[Data extracted from a collection]
=-=-=

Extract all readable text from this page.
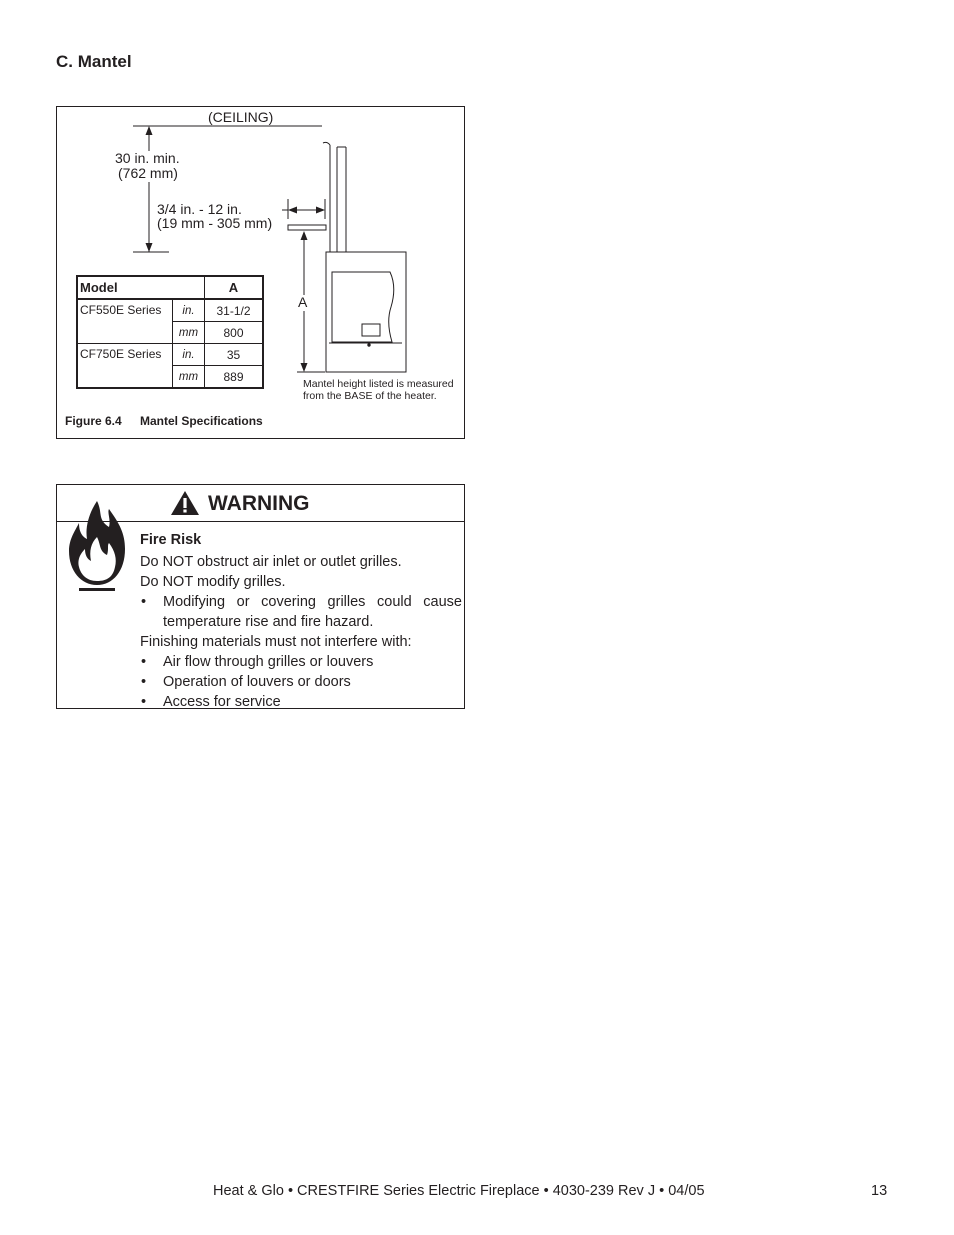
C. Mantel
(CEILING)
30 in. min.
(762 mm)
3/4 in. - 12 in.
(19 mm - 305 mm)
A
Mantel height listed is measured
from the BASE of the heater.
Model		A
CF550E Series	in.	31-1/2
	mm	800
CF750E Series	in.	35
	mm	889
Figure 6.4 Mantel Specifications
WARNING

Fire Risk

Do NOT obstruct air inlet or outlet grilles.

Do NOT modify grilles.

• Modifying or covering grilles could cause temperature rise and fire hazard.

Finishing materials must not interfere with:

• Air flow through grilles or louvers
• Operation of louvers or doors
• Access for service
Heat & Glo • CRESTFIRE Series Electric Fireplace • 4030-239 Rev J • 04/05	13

=-=-=

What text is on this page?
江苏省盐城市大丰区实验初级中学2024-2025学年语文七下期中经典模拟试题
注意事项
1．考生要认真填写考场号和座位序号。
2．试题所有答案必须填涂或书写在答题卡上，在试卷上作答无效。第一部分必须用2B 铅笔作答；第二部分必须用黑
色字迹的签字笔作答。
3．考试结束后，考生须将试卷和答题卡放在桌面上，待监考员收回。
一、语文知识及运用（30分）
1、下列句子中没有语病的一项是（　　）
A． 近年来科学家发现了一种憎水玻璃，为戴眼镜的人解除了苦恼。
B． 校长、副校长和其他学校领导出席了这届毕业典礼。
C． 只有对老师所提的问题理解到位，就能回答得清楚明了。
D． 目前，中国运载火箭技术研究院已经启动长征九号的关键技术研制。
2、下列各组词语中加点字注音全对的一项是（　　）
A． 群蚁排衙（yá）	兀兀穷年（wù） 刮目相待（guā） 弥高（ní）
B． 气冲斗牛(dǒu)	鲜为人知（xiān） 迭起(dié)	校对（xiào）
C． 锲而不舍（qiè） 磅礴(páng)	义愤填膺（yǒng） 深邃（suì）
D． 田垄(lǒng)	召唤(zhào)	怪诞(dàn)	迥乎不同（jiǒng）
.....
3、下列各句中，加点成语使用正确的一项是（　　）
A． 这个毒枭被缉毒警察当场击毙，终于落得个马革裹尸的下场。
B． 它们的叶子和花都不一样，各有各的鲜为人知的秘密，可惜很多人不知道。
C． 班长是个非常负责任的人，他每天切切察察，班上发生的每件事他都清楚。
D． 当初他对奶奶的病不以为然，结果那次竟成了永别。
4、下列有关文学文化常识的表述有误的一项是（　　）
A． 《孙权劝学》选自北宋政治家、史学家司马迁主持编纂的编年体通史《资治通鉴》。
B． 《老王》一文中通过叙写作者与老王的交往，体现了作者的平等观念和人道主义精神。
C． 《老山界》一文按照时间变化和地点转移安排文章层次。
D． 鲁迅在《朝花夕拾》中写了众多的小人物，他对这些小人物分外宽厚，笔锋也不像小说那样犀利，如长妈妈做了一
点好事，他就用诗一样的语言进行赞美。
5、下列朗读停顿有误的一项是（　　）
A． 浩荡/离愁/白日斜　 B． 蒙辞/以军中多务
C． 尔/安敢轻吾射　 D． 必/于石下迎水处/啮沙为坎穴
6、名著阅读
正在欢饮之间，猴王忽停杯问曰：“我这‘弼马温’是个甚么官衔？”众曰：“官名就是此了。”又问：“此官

=-=-=

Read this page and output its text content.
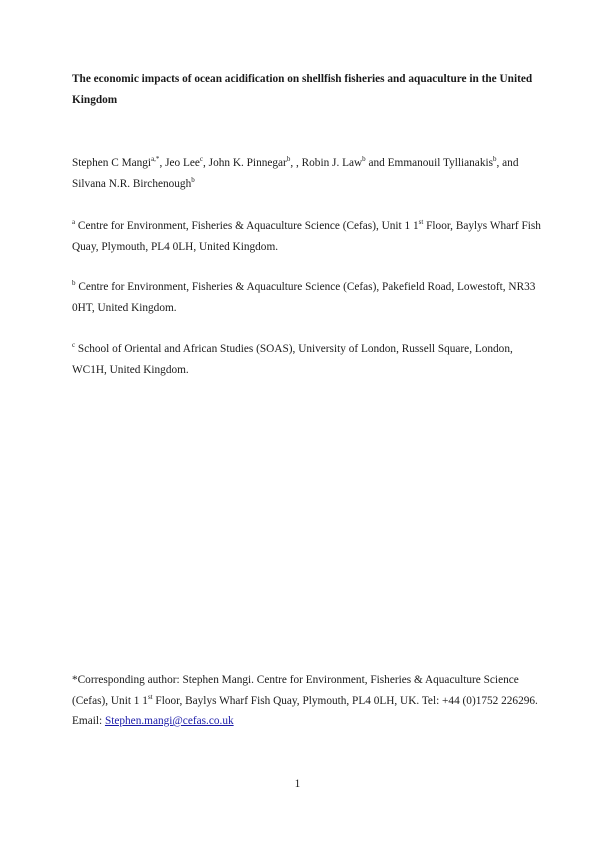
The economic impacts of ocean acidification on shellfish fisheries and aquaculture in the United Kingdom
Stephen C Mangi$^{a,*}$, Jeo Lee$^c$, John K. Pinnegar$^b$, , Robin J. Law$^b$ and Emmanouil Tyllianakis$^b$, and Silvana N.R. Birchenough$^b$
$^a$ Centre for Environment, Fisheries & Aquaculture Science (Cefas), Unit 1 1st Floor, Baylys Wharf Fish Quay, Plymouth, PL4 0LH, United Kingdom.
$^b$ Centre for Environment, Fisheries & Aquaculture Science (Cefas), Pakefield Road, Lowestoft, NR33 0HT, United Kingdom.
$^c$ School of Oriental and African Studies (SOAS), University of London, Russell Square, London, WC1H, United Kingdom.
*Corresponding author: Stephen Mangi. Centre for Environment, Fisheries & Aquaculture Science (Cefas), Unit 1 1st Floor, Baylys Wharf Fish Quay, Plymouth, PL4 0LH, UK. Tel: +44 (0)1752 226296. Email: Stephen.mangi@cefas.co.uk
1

=-=-=

Instruction |
Look through the data above. Find each line with the string "page" and copy it.

Correct response |
Extract all readable text from this page.
What text is on this page?
Read this page and output its text content.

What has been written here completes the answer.